Dataset |

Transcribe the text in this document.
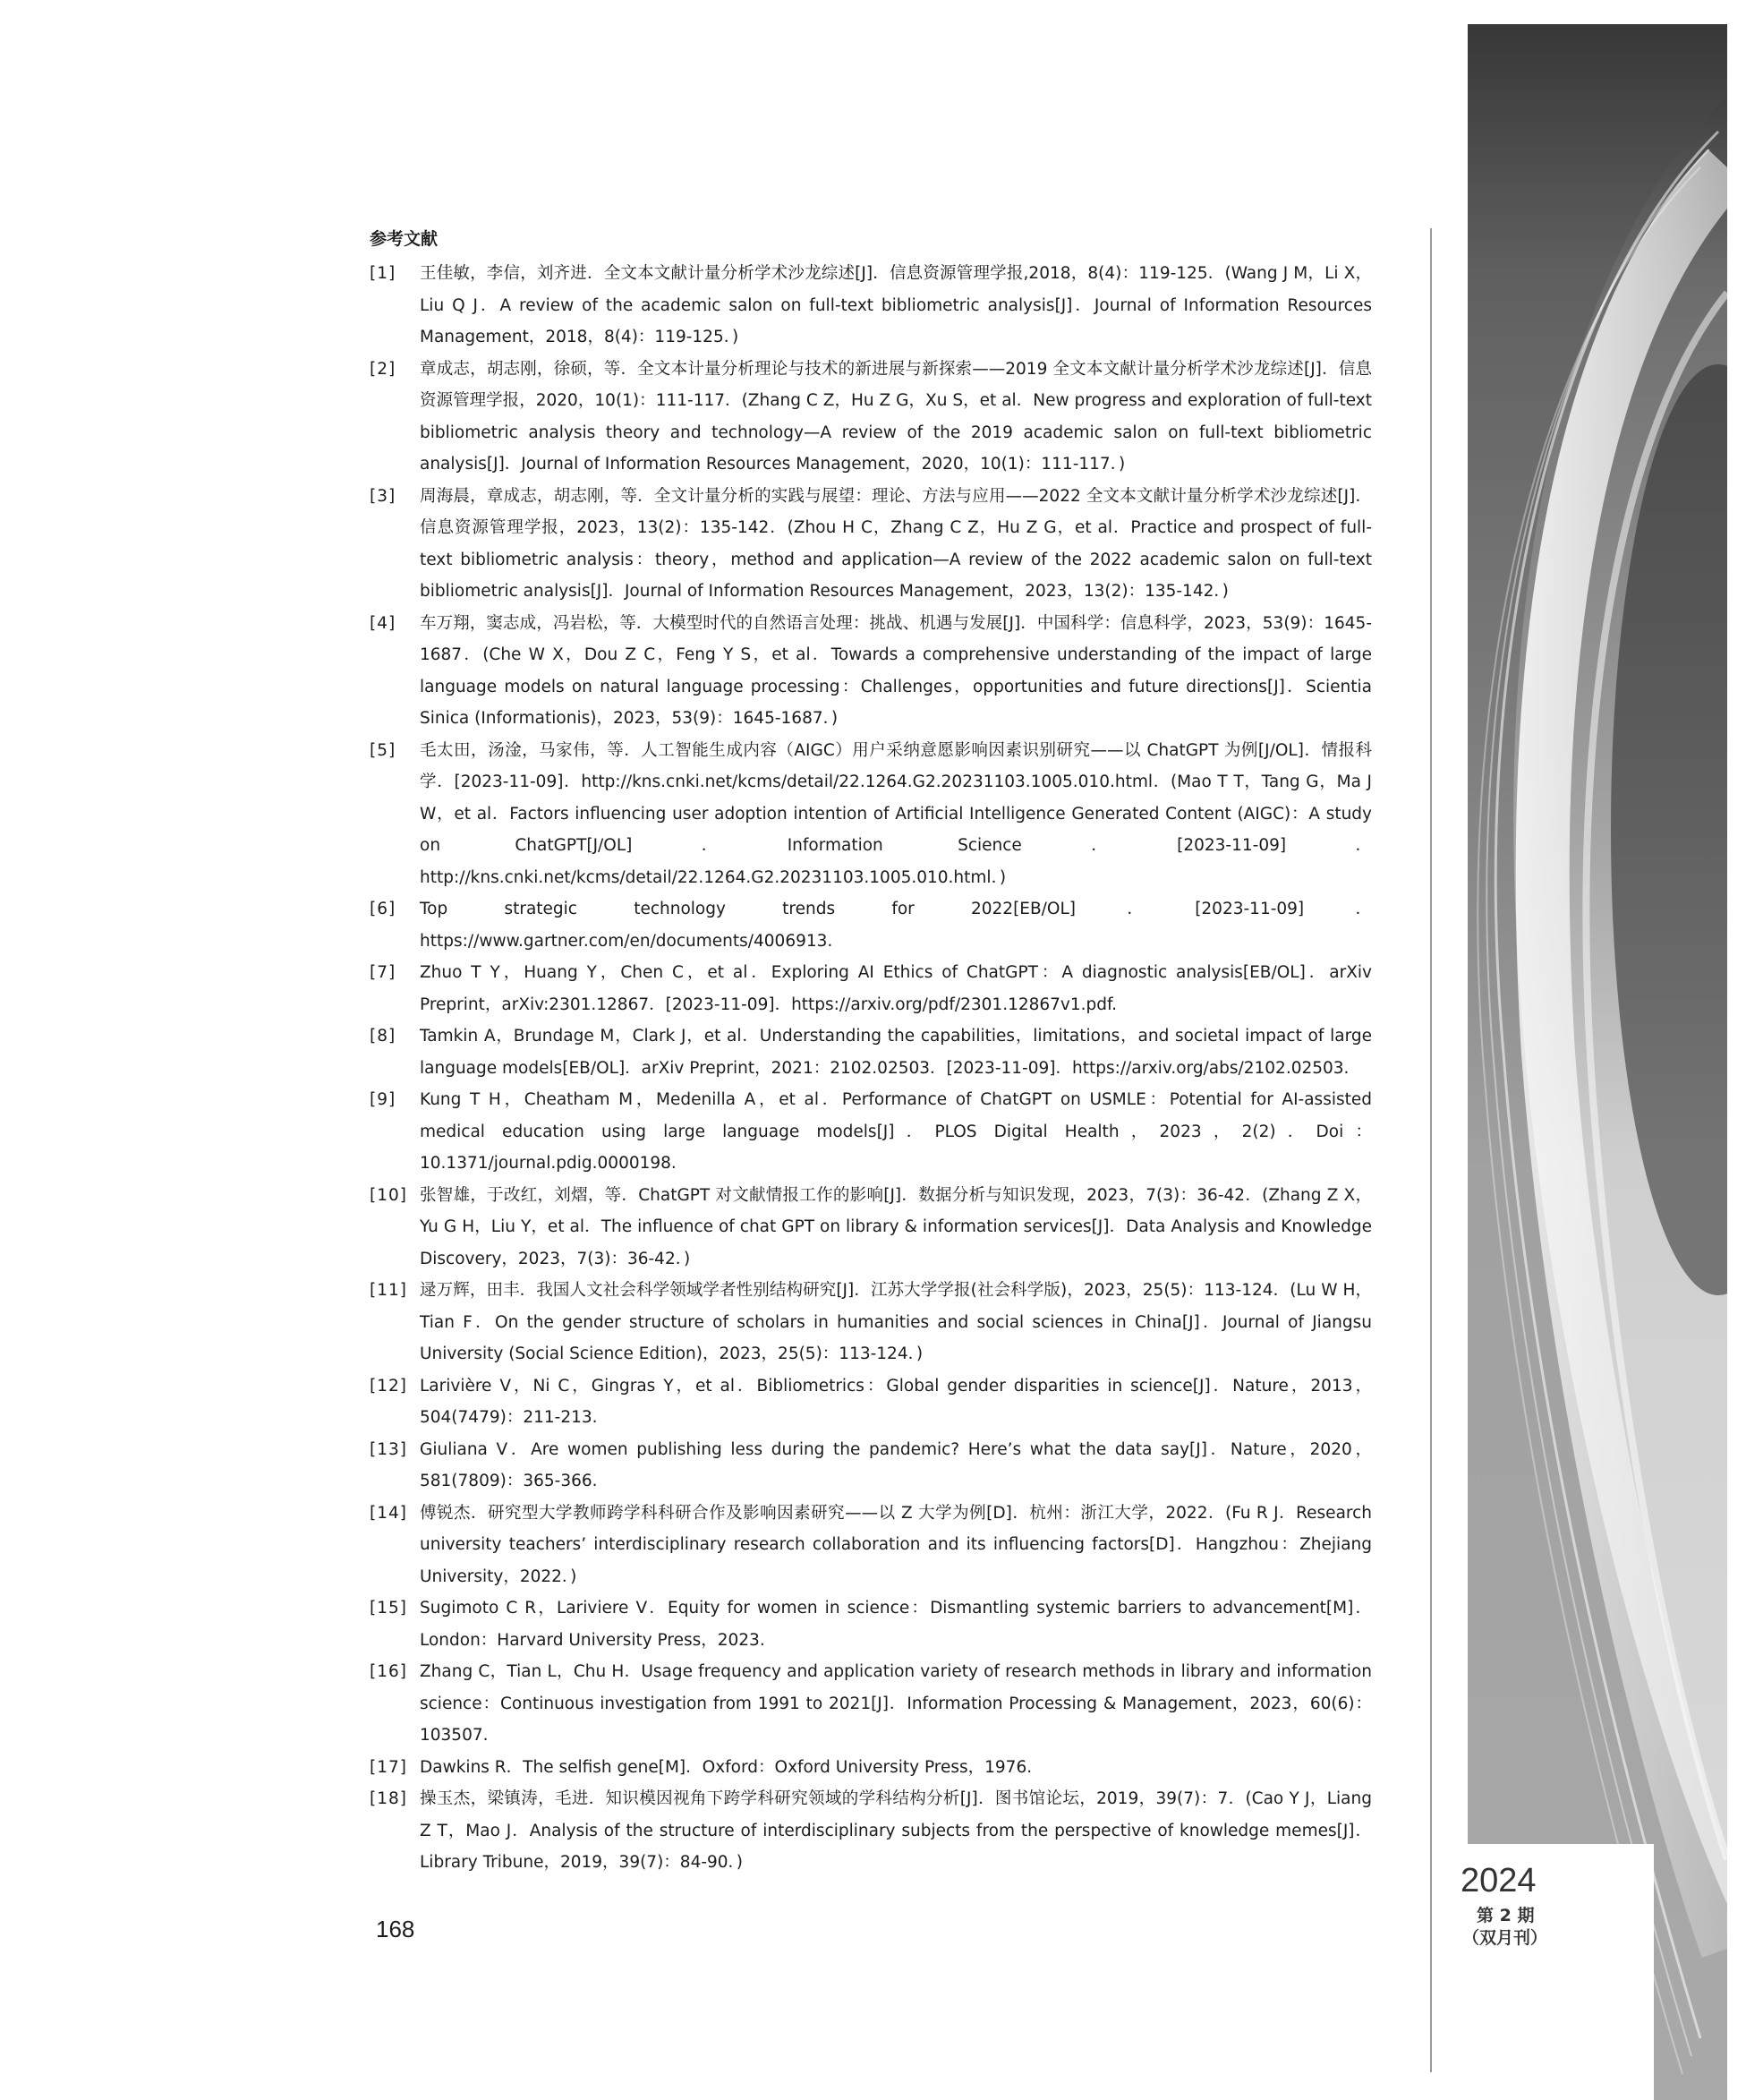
参考文献
[1]	王佳敏，李信，刘齐进．全文本文献计量分析学术沙龙综述[J]．信息资源管理学报,2018，8(4)：119-125．(Wang J M，Li X，Liu Q J．A review of the academic salon on full-text bibliometric analysis[J]．Journal of Information Resources Management，2018，8(4)：119-125．)
[2]	章成志，胡志刚，徐硕，等．全文本计量分析理论与技术的新进展与新探索——2019 全文本文献计量分析学术沙龙综述[J]．信息资源管理学报，2020，10(1)：111-117．(Zhang C Z，Hu Z G，Xu S，et al．New progress and exploration of full-text bibliometric analysis theory and technology—A review of the 2019 academic salon on full-text bibliometric analysis[J]．Journal of Information Resources Management，2020，10(1)：111-117．)
[3]	周海晨，章成志，胡志刚，等．全文计量分析的实践与展望：理论、方法与应用——2022 全文本文献计量分析学术沙龙综述[J]．信息资源管理学报，2023，13(2)：135-142．(Zhou H C，Zhang C Z，Hu Z G，et al．Practice and prospect of full-text bibliometric analysis：theory，method and application—A review of the 2022 academic salon on full-text bibliometric analysis[J]．Journal of Information Resources Management，2023，13(2)：135-142．)
[4]	车万翔，窦志成，冯岩松，等．大模型时代的自然语言处理：挑战、机遇与发展[J]．中国科学：信息科学，2023，53(9)：1645-1687．(Che W X，Dou Z C，Feng Y S，et al．Towards a comprehensive understanding of the impact of large language models on natural language processing：Challenges，opportunities and future directions[J]．Scientia Sinica (Informationis)，2023，53(9)：1645-1687．)
[5]	毛太田，汤淦，马家伟，等．人工智能生成内容（AIGC）用户采纳意愿影响因素识别研究——以 ChatGPT 为例[J/OL]．情报科学．[2023-11-09]．http://kns.cnki.net/kcms/detail/22.1264.G2.20231103.1005.010.html．(Mao T T，Tang G，Ma J W，et al．Factors influencing user adoption intention of Artificial Intelligence Generated Content (AIGC)：A study on ChatGPT[J/OL]．Information Science．[2023-11-09]．http://kns.cnki.net/kcms/detail/22.1264.G2.20231103.1005.010.html．)
[6]	Top strategic technology trends for 2022[EB/OL]．[2023-11-09]．https://www.gartner.com/en/documents/4006913.
[7]	Zhuo T Y，Huang Y，Chen C，et al．Exploring AI Ethics of ChatGPT：A diagnostic analysis[EB/OL]．arXiv Preprint，arXiv:2301.12867．[2023-11-09]．https://arxiv.org/pdf/2301.12867v1.pdf.
[8]	Tamkin A，Brundage M，Clark J，et al．Understanding the capabilities，limitations，and societal impact of large language models[EB/OL]．arXiv Preprint，2021：2102.02503．[2023-11-09]．https://arxiv.org/abs/2102.02503.
[9]	Kung T H，Cheatham M，Medenilla A，et al．Performance of ChatGPT on USMLE：Potential for AI-assisted medical education using large language models[J]．PLOS Digital Health，2023，2(2)．Doi：10.1371/journal.pdig.0000198.
[10] 张智雄，于改红，刘熠，等．ChatGPT 对文献情报工作的影响[J]．数据分析与知识发现，2023，7(3)：36-42．(Zhang Z X，Yu G H，Liu Y，et al．The influence of chat GPT on library & information services[J]．Data Analysis and Knowledge Discovery，2023，7(3)：36-42．)
[11] 逯万辉，田丰．我国人文社会科学领域学者性别结构研究[J]．江苏大学学报(社会科学版)，2023，25(5)：113-124．(Lu W H，Tian F．On the gender structure of scholars in humanities and social sciences in China[J]．Journal of Jiangsu University (Social Science Edition)，2023，25(5)：113-124．)
[12] Larivière V，Ni C，Gingras Y，et al．Bibliometrics：Global gender disparities in science[J]．Nature，2013，504(7479)：211-213.
[13] Giuliana V．Are women publishing less during the pandemic? Here’s what the data say[J]．Nature，2020，581(7809)：365-366.
[14] 傅锐杰．研究型大学教师跨学科科研合作及影响因素研究——以 Z 大学为例[D]．杭州：浙江大学，2022．(Fu R J．Research university teachers’ interdisciplinary research collaboration and its influencing factors[D]．Hangzhou：Zhejiang University，2022．)
[15] Sugimoto C R，Lariviere V．Equity for women in science：Dismantling systemic barriers to advancement[M]．London：Harvard University Press，2023.
[16] Zhang C，Tian L，Chu H．Usage frequency and application variety of research methods in library and information science：Continuous investigation from 1991 to 2021[J]．Information Processing & Management，2023，60(6)：103507.
[17] Dawkins R．The selfish gene[M]．Oxford：Oxford University Press，1976.
[18] 操玉杰，梁镇涛，毛进．知识模因视角下跨学科研究领域的学科结构分析[J]．图书馆论坛，2019，39(7)：7．(Cao Y J，Liang Z T，Mao J．Analysis of the structure of interdisciplinary subjects from the perspective of knowledge memes[J]．Library Tribune，2019，39(7)：84-90．)
168
2024
第 2 期
（双月刊）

Written request |
All of the material above is to be copied exactly, except for its images.

Written answer |
Transcribe the text in this document.
参考文献
[1]	王佳敏，李信，刘齐进．全文本文献计量分析学术沙龙综述[J]．信息资源管理学报,2018，8(4)：119-125．(Wang J M，Li X，Liu Q J．A review of the academic salon on full-text bibliometric analysis[J]．Journal of Information Resources Management，2018，8(4)：119-125．)
[2]	章成志，胡志刚，徐硕，等．全文本计量分析理论与技术的新进展与新探索——2019 全文本文献计量分析学术沙龙综述[J]．信息资源管理学报，2020，10(1)：111-117．(Zhang C Z，Hu Z G，Xu S，et al．New progress and exploration of full-text bibliometric analysis theory and technology—A review of the 2019 academic salon on full-text bibliometric analysis[J]．Journal of Information Resources Management，2020，10(1)：111-117．)
[3]	周海晨，章成志，胡志刚，等．全文计量分析的实践与展望：理论、方法与应用——2022 全文本文献计量分析学术沙龙综述[J]．信息资源管理学报，2023，13(2)：135-142．(Zhou H C，Zhang C Z，Hu Z G，et al．Practice and prospect of full-text bibliometric analysis：theory，method and application—A review of the 2022 academic salon on full-text bibliometric analysis[J]．Journal of Information Resources Management，2023，13(2)：135-142．)
[4]	车万翔，窦志成，冯岩松，等．大模型时代的自然语言处理：挑战、机遇与发展[J]．中国科学：信息科学，2023，53(9)：1645-1687．(Che W X，Dou Z C，Feng Y S，et al．Towards a comprehensive understanding of the impact of large language models on natural language processing：Challenges，opportunities and future directions[J]．Scientia Sinica (Informationis)，2023，53(9)：1645-1687．)
[5]	毛太田，汤淦，马家伟，等．人工智能生成内容（AIGC）用户采纳意愿影响因素识别研究——以 ChatGPT 为例[J/OL]．情报科学．[2023-11-09]．http://kns.cnki.net/kcms/detail/22.1264.G2.20231103.1005.010.html．(Mao T T，Tang G，Ma J W，et al．Factors influencing user adoption intention of Artificial Intelligence Generated Content (AIGC)：A study on ChatGPT[J/OL]．Information Science．[2023-11-09]．http://kns.cnki.net/kcms/detail/22.1264.G2.20231103.1005.010.html．)
[6]	Top strategic technology trends for 2022[EB/OL]．[2023-11-09]．https://www.gartner.com/en/documents/4006913.
[7]	Zhuo T Y，Huang Y，Chen C，et al．Exploring AI Ethics of ChatGPT：A diagnostic analysis[EB/OL]．arXiv Preprint，arXiv:2301.12867．[2023-11-09]．https://arxiv.org/pdf/2301.12867v1.pdf.
[8]	Tamkin A，Brundage M，Clark J，et al．Understanding the capabilities，limitations，and societal impact of large language models[EB/OL]．arXiv Preprint，2021：2102.02503．[2023-11-09]．https://arxiv.org/abs/2102.02503.
[9]	Kung T H，Cheatham M，Medenilla A，et al．Performance of ChatGPT on USMLE：Potential for AI-assisted medical education using large language models[J]．PLOS Digital Health，2023，2(2)．Doi：10.1371/journal.pdig.0000198.
[10] 张智雄，于改红，刘熠，等．ChatGPT 对文献情报工作的影响[J]．数据分析与知识发现，2023，7(3)：36-42．(Zhang Z X，Yu G H，Liu Y，et al．The influence of chat GPT on library & information services[J]．Data Analysis and Knowledge Discovery，2023，7(3)：36-42．)
[11] 逯万辉，田丰．我国人文社会科学领域学者性别结构研究[J]．江苏大学学报(社会科学版)，2023，25(5)：113-124．(Lu W H，Tian F．On the gender structure of scholars in humanities and social sciences in China[J]．Journal of Jiangsu University (Social Science Edition)，2023，25(5)：113-124．)
[12] Larivière V，Ni C，Gingras Y，et al．Bibliometrics：Global gender disparities in science[J]．Nature，2013，504(7479)：211-213.
[13] Giuliana V．Are women publishing less during the pandemic? Here’s what the data say[J]．Nature，2020，581(7809)：365-366.
[14] 傅锐杰．研究型大学教师跨学科科研合作及影响因素研究——以 Z 大学为例[D]．杭州：浙江大学，2022．(Fu R J．Research university teachers’ interdisciplinary research collaboration and its influencing factors[D]．Hangzhou：Zhejiang University，2022．)
[15] Sugimoto C R，Lariviere V．Equity for women in science：Dismantling systemic barriers to advancement[M]．London：Harvard University Press，2023.
[16] Zhang C，Tian L，Chu H．Usage frequency and application variety of research methods in library and information science：Continuous investigation from 1991 to 2021[J]．Information Processing & Management，2023，60(6)：103507.
[17] Dawkins R．The selfish gene[M]．Oxford：Oxford University Press，1976.
[18] 操玉杰，梁镇涛，毛进．知识模因视角下跨学科研究领域的学科结构分析[J]．图书馆论坛，2019，39(7)：7．(Cao Y J，Liang Z T，Mao J．Analysis of the structure of interdisciplinary subjects from the perspective of knowledge memes[J]．Library Tribune，2019，39(7)：84-90．)
168
2024
第 2 期
（双月刊）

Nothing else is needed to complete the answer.